**The data:**
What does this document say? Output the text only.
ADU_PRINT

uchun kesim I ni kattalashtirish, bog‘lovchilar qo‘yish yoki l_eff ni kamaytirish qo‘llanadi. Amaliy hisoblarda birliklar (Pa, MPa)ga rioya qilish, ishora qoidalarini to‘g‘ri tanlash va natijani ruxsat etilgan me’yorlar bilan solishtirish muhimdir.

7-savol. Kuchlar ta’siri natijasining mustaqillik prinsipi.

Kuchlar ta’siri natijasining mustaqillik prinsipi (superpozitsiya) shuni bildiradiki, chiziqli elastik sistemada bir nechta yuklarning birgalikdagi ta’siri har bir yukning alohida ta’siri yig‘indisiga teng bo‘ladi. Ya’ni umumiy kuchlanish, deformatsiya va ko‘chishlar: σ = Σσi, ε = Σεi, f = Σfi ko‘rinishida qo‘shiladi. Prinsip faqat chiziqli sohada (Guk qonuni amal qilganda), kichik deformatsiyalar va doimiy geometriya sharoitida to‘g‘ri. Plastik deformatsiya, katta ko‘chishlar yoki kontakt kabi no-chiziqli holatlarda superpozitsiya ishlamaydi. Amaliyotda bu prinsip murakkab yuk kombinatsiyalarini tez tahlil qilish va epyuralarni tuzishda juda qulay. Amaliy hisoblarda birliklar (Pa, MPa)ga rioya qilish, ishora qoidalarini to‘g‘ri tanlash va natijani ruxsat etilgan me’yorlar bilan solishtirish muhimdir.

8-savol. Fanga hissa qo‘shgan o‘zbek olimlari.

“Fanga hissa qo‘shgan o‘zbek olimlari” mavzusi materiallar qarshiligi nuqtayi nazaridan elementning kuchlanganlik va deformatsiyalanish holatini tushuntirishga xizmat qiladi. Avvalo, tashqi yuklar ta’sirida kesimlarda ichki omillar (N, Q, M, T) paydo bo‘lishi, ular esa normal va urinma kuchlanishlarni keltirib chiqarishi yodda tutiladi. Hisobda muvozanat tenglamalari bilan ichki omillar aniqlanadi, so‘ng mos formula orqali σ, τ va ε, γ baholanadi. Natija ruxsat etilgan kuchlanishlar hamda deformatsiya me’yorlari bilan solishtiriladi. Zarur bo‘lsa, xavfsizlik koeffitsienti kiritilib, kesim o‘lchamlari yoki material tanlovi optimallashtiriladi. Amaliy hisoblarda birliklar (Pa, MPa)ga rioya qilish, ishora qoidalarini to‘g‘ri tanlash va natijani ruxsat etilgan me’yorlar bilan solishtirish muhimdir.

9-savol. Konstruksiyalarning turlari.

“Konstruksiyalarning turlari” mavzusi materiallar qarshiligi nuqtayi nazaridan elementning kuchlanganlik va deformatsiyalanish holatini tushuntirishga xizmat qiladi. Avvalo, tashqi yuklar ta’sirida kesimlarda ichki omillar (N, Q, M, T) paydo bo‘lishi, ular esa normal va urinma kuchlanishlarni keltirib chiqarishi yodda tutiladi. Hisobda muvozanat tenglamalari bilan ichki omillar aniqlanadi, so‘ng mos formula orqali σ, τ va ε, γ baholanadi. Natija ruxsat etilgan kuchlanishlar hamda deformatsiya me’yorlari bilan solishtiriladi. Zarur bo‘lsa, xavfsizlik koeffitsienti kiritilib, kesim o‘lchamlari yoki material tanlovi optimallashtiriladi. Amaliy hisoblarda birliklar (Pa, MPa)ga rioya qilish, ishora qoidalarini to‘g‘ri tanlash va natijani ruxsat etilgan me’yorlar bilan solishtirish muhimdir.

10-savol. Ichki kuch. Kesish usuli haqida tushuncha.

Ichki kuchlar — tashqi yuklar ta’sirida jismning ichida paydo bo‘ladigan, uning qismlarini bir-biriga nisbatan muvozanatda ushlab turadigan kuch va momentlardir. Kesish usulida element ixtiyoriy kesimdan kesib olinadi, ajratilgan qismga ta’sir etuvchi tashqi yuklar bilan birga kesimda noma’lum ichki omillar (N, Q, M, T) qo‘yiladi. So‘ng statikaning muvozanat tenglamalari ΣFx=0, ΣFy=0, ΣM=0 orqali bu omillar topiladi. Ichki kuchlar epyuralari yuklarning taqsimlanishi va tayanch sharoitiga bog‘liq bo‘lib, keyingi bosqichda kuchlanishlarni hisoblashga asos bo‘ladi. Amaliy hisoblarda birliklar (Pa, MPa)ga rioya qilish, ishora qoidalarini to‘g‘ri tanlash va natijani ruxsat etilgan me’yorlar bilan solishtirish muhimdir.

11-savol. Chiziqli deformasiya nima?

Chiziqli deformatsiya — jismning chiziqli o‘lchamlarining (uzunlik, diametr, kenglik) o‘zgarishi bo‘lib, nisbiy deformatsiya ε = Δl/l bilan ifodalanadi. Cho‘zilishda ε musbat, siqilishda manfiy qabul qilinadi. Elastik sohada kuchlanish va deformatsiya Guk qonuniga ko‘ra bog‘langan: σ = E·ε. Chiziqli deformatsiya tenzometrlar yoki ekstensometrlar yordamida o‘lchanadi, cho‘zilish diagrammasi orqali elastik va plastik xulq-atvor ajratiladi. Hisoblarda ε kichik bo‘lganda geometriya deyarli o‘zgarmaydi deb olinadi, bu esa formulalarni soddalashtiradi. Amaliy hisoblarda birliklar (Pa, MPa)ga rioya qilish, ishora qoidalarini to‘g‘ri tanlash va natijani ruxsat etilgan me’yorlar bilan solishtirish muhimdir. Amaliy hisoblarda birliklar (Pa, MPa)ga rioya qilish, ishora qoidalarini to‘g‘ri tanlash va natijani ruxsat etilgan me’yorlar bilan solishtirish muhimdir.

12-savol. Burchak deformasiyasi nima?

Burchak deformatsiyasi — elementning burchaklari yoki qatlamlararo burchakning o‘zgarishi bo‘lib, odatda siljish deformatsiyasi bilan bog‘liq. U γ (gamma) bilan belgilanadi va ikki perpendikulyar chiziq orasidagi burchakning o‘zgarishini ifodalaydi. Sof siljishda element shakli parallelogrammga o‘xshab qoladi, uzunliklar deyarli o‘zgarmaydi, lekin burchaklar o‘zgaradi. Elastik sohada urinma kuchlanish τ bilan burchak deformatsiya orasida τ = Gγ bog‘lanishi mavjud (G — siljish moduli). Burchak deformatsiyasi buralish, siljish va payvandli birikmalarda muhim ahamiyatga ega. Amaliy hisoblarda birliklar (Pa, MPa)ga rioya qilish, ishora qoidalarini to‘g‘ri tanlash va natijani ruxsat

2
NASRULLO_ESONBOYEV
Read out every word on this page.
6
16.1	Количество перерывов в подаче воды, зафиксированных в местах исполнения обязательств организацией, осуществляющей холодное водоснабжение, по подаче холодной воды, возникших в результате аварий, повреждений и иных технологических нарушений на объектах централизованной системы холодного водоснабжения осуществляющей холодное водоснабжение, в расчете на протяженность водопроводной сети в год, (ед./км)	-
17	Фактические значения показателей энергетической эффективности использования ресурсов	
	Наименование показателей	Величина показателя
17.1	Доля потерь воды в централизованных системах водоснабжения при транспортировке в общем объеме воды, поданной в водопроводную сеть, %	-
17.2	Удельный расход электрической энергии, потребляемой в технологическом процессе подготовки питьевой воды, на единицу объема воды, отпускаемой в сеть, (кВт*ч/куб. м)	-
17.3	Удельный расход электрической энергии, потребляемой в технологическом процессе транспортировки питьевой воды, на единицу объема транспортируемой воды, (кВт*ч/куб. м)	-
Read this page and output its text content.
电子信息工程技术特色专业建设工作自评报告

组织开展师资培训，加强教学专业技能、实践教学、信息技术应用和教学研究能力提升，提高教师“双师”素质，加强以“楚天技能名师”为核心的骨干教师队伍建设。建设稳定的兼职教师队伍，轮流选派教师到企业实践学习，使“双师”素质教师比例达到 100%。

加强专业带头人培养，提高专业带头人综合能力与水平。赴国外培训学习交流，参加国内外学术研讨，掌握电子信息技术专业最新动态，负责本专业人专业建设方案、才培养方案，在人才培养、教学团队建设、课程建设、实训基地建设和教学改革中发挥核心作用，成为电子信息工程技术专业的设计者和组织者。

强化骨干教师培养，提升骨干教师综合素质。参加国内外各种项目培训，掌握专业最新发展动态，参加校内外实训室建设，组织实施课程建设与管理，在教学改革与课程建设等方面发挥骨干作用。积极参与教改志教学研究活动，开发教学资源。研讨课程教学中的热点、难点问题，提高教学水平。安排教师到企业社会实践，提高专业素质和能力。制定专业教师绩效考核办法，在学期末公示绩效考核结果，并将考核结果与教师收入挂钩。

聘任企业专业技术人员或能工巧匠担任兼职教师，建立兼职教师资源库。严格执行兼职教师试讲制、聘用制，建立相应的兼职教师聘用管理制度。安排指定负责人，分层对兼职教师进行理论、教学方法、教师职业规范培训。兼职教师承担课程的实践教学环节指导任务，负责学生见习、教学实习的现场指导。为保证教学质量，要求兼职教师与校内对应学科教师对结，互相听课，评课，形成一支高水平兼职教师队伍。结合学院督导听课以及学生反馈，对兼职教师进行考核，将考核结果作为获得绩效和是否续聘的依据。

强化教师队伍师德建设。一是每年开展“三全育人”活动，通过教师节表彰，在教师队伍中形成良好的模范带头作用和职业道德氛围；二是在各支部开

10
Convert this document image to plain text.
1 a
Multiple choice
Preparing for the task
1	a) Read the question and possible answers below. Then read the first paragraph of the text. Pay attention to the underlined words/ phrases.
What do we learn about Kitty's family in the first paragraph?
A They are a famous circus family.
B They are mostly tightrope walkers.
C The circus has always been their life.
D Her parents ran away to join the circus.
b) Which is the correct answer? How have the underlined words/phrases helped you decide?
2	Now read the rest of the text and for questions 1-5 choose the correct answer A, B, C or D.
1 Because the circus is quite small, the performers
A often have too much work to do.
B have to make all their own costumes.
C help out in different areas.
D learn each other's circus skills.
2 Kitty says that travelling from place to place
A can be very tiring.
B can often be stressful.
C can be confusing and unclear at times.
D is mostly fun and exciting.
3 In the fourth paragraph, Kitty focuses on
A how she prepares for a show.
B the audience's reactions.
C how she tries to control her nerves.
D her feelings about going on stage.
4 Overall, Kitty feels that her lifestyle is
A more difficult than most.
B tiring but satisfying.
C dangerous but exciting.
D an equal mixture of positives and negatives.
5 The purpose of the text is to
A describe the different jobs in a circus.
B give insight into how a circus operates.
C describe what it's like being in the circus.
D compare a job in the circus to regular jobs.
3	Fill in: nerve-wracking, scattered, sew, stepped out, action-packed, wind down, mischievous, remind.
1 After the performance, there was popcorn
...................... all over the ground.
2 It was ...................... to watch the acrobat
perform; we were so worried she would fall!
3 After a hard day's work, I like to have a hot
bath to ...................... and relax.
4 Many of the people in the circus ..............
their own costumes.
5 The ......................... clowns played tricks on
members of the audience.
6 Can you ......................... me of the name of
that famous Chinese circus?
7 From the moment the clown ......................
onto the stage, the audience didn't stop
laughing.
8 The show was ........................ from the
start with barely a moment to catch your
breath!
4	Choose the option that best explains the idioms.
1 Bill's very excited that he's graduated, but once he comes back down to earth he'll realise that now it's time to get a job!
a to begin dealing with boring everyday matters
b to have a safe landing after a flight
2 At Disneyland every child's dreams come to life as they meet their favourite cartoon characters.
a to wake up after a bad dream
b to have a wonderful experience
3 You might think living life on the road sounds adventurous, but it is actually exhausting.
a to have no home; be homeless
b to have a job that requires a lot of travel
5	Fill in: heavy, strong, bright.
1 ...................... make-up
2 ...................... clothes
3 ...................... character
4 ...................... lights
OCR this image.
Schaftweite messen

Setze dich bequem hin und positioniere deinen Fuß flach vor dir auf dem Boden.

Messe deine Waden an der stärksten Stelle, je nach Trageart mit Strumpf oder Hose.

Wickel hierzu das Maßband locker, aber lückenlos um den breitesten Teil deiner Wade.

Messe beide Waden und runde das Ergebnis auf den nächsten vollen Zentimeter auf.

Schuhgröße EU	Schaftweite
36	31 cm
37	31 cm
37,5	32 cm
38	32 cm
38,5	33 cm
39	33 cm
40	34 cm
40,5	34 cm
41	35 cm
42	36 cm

**The task:**
Quote exactly the line containing "OCR this image." and every later line through the end of the listing, and no other lines.

**Result below:**
OCR this image.
Schaftweite messen

Setze dich bequem hin und positioniere deinen Fuß flach vor dir auf dem Boden.

Messe deine Waden an der stärksten Stelle, je nach Trageart mit Strumpf oder Hose.

Wickel hierzu das Maßband locker, aber lückenlos um den breitesten Teil deiner Wade.

Messe beide Waden und runde das Ergebnis auf den nächsten vollen Zentimeter auf.

Schuhgröße EU	Schaftweite
36	31 cm
37	31 cm
37,5	32 cm
38	32 cm
38,5	33 cm
39	33 cm
40	34 cm
40,5	34 cm
41	35 cm
42	36 cm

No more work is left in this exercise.